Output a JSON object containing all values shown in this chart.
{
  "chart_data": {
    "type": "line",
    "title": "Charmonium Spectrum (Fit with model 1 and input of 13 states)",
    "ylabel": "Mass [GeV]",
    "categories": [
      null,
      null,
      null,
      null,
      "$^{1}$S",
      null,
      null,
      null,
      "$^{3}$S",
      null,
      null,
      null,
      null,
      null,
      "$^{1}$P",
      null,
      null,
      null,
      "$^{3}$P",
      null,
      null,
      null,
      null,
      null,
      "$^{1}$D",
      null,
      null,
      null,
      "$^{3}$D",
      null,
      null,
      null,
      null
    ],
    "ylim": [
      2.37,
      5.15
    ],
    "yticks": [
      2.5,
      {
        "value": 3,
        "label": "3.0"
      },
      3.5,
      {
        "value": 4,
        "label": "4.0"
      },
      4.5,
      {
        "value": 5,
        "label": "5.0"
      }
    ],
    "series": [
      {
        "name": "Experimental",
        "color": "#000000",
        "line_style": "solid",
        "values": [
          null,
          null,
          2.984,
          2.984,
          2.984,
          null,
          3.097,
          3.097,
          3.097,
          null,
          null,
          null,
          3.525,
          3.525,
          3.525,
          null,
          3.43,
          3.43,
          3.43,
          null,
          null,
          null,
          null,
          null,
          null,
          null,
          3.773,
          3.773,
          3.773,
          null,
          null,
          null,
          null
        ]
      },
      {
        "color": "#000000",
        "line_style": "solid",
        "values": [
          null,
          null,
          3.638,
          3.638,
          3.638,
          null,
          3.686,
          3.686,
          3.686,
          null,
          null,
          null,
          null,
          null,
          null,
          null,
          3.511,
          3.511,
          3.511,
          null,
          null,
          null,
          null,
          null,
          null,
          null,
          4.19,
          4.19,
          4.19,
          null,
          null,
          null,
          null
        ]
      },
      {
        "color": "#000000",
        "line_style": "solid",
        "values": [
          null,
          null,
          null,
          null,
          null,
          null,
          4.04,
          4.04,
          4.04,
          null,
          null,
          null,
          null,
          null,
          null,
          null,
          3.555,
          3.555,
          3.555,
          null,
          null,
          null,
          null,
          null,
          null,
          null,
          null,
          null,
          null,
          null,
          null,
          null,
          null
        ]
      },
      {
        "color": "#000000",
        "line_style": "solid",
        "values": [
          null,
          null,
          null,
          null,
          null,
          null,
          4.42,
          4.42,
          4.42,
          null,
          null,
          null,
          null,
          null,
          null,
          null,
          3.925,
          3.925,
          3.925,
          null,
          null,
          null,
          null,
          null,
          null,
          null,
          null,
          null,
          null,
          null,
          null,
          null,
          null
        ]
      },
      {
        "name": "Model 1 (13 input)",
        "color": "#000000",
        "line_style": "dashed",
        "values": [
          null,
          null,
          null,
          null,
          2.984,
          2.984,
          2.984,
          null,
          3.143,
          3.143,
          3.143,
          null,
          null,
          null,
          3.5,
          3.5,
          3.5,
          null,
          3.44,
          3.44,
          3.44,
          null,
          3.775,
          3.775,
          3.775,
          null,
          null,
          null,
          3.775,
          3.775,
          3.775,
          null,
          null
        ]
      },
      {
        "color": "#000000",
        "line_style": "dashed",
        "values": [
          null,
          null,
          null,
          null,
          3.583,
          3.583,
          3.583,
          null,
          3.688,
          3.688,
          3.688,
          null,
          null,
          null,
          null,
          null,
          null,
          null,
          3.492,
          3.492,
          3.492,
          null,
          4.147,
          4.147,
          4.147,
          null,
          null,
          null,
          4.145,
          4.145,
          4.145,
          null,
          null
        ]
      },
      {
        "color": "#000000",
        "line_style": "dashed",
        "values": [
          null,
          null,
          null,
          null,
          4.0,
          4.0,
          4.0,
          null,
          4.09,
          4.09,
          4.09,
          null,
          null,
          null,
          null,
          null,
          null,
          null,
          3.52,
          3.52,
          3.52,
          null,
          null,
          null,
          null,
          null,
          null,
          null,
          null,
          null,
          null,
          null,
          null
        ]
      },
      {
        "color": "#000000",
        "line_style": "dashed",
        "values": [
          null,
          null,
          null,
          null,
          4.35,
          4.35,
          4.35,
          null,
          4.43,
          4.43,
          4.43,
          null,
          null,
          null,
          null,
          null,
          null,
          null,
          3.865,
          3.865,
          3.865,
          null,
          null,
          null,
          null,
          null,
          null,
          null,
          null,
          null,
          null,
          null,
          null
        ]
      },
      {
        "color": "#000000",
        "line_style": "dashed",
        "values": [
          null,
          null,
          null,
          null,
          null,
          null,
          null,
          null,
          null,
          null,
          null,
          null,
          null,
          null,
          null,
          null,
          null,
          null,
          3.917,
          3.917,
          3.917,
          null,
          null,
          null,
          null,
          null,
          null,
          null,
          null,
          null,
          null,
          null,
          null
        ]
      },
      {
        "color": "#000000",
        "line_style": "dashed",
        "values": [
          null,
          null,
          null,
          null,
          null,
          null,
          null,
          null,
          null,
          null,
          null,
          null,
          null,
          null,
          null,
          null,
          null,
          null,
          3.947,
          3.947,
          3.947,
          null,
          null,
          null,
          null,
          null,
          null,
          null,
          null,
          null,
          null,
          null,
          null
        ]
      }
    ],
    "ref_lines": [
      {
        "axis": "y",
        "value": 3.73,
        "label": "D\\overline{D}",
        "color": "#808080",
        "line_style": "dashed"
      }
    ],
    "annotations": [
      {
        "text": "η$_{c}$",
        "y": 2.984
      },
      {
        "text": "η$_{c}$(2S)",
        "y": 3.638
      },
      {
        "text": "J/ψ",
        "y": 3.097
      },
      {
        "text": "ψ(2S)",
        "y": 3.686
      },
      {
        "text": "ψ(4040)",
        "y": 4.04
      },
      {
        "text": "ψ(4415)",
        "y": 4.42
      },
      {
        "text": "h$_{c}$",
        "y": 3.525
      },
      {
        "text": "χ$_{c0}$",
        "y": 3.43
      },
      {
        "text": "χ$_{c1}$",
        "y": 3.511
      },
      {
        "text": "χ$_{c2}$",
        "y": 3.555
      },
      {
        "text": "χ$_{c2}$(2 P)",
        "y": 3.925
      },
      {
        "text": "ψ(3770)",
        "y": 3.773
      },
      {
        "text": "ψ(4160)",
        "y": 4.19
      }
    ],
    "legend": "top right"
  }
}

_The problem_
Output all of the data again, exactly.

_Worked answer_
Output a JSON object containing all values shown in this chart.
{
  "chart_data": {
    "type": "line",
    "title": "Charmonium Spectrum (Fit with model 1 and input of 13 states)",
    "ylabel": "Mass [GeV]",
    "categories": [
      null,
      null,
      null,
      null,
      "$^{1}$S",
      null,
      null,
      null,
      "$^{3}$S",
      null,
      null,
      null,
      null,
      null,
      "$^{1}$P",
      null,
      null,
      null,
      "$^{3}$P",
      null,
      null,
      null,
      null,
      null,
      "$^{1}$D",
      null,
      null,
      null,
      "$^{3}$D",
      null,
      null,
      null,
      null
    ],
    "ylim": [
      2.37,
      5.15
    ],
    "yticks": [
      2.5,
      {
        "value": 3,
        "label": "3.0"
      },
      3.5,
      {
        "value": 4,
        "label": "4.0"
      },
      4.5,
      {
        "value": 5,
        "label": "5.0"
      }
    ],
    "series": [
      {
        "name": "Experimental",
        "color": "#000000",
        "line_style": "solid",
        "values": [
          null,
          null,
          2.984,
          2.984,
          2.984,
          null,
          3.097,
          3.097,
          3.097,
          null,
          null,
          null,
          3.525,
          3.525,
          3.525,
          null,
          3.43,
          3.43,
          3.43,
          null,
          null,
          null,
          null,
          null,
          null,
          null,
          3.773,
          3.773,
          3.773,
          null,
          null,
          null,
          null
        ]
      },
      {
        "color": "#000000",
        "line_style": "solid",
        "values": [
          null,
          null,
          3.638,
          3.638,
          3.638,
          null,
          3.686,
          3.686,
          3.686,
          null,
          null,
          null,
          null,
          null,
          null,
          null,
          3.511,
          3.511,
          3.511,
          null,
          null,
          null,
          null,
          null,
          null,
          null,
          4.19,
          4.19,
          4.19,
          null,
          null,
          null,
          null
        ]
      },
      {
        "color": "#000000",
        "line_style": "solid",
        "values": [
          null,
          null,
          null,
          null,
          null,
          null,
          4.04,
          4.04,
          4.04,
          null,
          null,
          null,
          null,
          null,
          null,
          null,
          3.555,
          3.555,
          3.555,
          null,
          null,
          null,
          null,
          null,
          null,
          null,
          null,
          null,
          null,
          null,
          null,
          null,
          null
        ]
      },
      {
        "color": "#000000",
        "line_style": "solid",
        "values": [
          null,
          null,
          null,
          null,
          null,
          null,
          4.42,
          4.42,
          4.42,
          null,
          null,
          null,
          null,
          null,
          null,
          null,
          3.925,
          3.925,
          3.925,
          null,
          null,
          null,
          null,
          null,
          null,
          null,
          null,
          null,
          null,
          null,
          null,
          null,
          null
        ]
      },
      {
        "name": "Model 1 (13 input)",
        "color": "#000000",
        "line_style": "dashed",
        "values": [
          null,
          null,
          null,
          null,
          2.984,
          2.984,
          2.984,
          null,
          3.143,
          3.143,
          3.143,
          null,
          null,
          null,
          3.5,
          3.5,
          3.5,
          null,
          3.44,
          3.44,
          3.44,
          null,
          3.775,
          3.775,
          3.775,
          null,
          null,
          null,
          3.775,
          3.775,
          3.775,
          null,
          null
        ]
      },
      {
        "color": "#000000",
        "line_style": "dashed",
        "values": [
          null,
          null,
          null,
          null,
          3.583,
          3.583,
          3.583,
          null,
          3.688,
          3.688,
          3.688,
          null,
          null,
          null,
          null,
          null,
          null,
          null,
          3.492,
          3.492,
          3.492,
          null,
          4.147,
          4.147,
          4.147,
          null,
          null,
          null,
          4.145,
          4.145,
          4.145,
          null,
          null
        ]
      },
      {
        "color": "#000000",
        "line_style": "dashed",
        "values": [
          null,
          null,
          null,
          null,
          4.0,
          4.0,
          4.0,
          null,
          4.09,
          4.09,
          4.09,
          null,
          null,
          null,
          null,
          null,
          null,
          null,
          3.52,
          3.52,
          3.52,
          null,
          null,
          null,
          null,
          null,
          null,
          null,
          null,
          null,
          null,
          null,
          null
        ]
      },
      {
        "color": "#000000",
        "line_style": "dashed",
        "values": [
          null,
          null,
          null,
          null,
          4.35,
          4.35,
          4.35,
          null,
          4.43,
          4.43,
          4.43,
          null,
          null,
          null,
          null,
          null,
          null,
          null,
          3.865,
          3.865,
          3.865,
          null,
          null,
          null,
          null,
          null,
          null,
          null,
          null,
          null,
          null,
          null,
          null
        ]
      },
      {
        "color": "#000000",
        "line_style": "dashed",
        "values": [
          null,
          null,
          null,
          null,
          null,
          null,
          null,
          null,
          null,
          null,
          null,
          null,
          null,
          null,
          null,
          null,
          null,
          null,
          3.917,
          3.917,
          3.917,
          null,
          null,
          null,
          null,
          null,
          null,
          null,
          null,
          null,
          null,
          null,
          null
        ]
      },
      {
        "color": "#000000",
        "line_style": "dashed",
        "values": [
          null,
          null,
          null,
          null,
          null,
          null,
          null,
          null,
          null,
          null,
          null,
          null,
          null,
          null,
          null,
          null,
          null,
          null,
          3.947,
          3.947,
          3.947,
          null,
          null,
          null,
          null,
          null,
          null,
          null,
          null,
          null,
          null,
          null,
          null
        ]
      }
    ],
    "ref_lines": [
      {
        "axis": "y",
        "value": 3.73,
        "label": "D\\overline{D}",
        "color": "#808080",
        "line_style": "dashed"
      }
    ],
    "annotations": [
      {
        "text": "η$_{c}$",
        "y": 2.984
      },
      {
        "text": "η$_{c}$(2S)",
        "y": 3.638
      },
      {
        "text": "J/ψ",
        "y": 3.097
      },
      {
        "text": "ψ(2S)",
        "y": 3.686
      },
      {
        "text": "ψ(4040)",
        "y": 4.04
      },
      {
        "text": "ψ(4415)",
        "y": 4.42
      },
      {
        "text": "h$_{c}$",
        "y": 3.525
      },
      {
        "text": "χ$_{c0}$",
        "y": 3.43
      },
      {
        "text": "χ$_{c1}$",
        "y": 3.511
      },
      {
        "text": "χ$_{c2}$",
        "y": 3.555
      },
      {
        "text": "χ$_{c2}$(2 P)",
        "y": 3.925
      },
      {
        "text": "ψ(3770)",
        "y": 3.773
      },
      {
        "text": "ψ(4160)",
        "y": 4.19
      }
    ],
    "legend": "top right"
  }
}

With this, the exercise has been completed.